Look through the records below and give the number of lines holding the string "color", nothing more.

**Provided material:**
*-*-*
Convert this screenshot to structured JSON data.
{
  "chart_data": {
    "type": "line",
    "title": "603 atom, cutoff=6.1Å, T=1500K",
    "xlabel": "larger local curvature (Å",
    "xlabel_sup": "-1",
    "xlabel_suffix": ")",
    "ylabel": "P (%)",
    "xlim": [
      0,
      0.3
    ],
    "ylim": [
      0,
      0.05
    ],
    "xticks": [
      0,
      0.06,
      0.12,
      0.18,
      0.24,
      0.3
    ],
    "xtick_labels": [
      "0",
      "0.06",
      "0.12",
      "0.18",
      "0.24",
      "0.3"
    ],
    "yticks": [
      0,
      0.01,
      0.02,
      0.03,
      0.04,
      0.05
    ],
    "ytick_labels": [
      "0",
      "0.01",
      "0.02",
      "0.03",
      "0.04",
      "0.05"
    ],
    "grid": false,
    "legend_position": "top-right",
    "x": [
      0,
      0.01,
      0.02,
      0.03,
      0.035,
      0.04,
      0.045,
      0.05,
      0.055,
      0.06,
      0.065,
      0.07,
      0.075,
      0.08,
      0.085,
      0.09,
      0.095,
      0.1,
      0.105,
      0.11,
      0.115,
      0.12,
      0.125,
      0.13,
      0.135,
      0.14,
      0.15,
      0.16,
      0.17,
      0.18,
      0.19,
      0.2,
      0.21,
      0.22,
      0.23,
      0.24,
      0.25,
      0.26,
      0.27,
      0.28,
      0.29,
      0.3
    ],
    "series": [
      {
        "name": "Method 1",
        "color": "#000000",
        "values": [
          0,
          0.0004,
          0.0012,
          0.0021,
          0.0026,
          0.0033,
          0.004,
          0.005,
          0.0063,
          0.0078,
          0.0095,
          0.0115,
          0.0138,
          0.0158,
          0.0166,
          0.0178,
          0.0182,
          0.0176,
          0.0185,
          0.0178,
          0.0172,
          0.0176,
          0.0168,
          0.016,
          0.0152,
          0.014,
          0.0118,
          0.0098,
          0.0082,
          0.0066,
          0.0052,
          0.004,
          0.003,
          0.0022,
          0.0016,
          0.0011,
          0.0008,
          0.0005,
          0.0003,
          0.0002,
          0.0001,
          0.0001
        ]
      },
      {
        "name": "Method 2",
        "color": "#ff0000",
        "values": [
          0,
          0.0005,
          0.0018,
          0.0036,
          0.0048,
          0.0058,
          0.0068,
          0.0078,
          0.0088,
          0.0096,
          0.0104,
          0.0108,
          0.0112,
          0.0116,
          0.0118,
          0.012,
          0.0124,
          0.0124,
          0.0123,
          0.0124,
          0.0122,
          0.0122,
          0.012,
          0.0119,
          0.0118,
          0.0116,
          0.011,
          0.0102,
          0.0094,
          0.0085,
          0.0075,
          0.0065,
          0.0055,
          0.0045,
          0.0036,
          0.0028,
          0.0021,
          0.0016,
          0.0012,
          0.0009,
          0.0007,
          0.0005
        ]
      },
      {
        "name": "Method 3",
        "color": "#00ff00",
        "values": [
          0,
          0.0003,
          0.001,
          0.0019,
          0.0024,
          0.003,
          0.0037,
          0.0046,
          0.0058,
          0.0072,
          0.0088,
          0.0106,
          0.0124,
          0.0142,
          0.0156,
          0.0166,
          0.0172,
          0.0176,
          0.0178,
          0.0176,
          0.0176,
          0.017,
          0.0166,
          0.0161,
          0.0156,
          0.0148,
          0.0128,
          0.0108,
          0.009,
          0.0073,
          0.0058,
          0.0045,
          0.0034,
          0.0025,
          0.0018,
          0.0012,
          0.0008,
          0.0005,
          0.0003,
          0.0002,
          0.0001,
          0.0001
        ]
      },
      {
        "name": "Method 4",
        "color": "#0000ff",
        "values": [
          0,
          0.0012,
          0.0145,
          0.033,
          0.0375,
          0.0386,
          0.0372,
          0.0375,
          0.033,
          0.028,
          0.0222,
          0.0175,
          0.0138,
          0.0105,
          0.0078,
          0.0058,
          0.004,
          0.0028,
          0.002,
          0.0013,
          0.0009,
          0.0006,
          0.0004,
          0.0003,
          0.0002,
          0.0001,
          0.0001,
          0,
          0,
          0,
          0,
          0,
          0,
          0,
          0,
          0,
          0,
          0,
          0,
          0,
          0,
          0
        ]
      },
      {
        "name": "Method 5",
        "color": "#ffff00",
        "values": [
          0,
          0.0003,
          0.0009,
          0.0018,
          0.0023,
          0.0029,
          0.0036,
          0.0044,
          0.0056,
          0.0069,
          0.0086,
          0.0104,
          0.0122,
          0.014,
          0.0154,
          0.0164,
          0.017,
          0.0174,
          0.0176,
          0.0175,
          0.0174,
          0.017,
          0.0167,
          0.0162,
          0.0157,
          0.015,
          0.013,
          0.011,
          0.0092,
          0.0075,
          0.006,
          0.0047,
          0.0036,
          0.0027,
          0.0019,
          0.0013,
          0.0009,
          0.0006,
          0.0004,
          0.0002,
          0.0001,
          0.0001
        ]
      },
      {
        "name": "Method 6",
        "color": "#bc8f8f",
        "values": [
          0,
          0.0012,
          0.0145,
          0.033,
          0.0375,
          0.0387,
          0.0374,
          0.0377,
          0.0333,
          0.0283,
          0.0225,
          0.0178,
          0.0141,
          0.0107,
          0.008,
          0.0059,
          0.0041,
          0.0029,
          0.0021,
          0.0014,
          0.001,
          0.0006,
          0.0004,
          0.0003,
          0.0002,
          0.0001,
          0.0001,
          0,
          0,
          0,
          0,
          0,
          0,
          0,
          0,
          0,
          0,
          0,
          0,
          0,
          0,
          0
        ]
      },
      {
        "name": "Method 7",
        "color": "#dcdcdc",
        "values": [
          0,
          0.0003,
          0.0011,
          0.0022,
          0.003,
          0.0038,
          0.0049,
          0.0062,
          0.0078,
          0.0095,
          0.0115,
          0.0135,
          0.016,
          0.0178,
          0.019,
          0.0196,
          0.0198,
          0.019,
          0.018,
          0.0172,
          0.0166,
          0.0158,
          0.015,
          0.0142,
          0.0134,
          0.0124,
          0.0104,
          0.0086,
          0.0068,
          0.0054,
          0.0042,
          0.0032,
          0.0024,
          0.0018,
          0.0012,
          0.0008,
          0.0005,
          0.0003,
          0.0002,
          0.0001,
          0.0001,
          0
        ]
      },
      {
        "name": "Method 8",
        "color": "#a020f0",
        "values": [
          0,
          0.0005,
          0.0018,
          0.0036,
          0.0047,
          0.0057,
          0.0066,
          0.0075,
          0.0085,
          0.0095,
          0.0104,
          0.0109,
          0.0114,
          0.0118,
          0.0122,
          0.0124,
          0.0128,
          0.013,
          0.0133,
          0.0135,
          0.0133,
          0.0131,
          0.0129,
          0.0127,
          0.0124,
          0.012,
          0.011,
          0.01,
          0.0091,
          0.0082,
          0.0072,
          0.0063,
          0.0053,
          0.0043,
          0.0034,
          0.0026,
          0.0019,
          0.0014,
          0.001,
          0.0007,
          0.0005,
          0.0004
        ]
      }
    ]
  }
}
*-*-*
**The response:** 8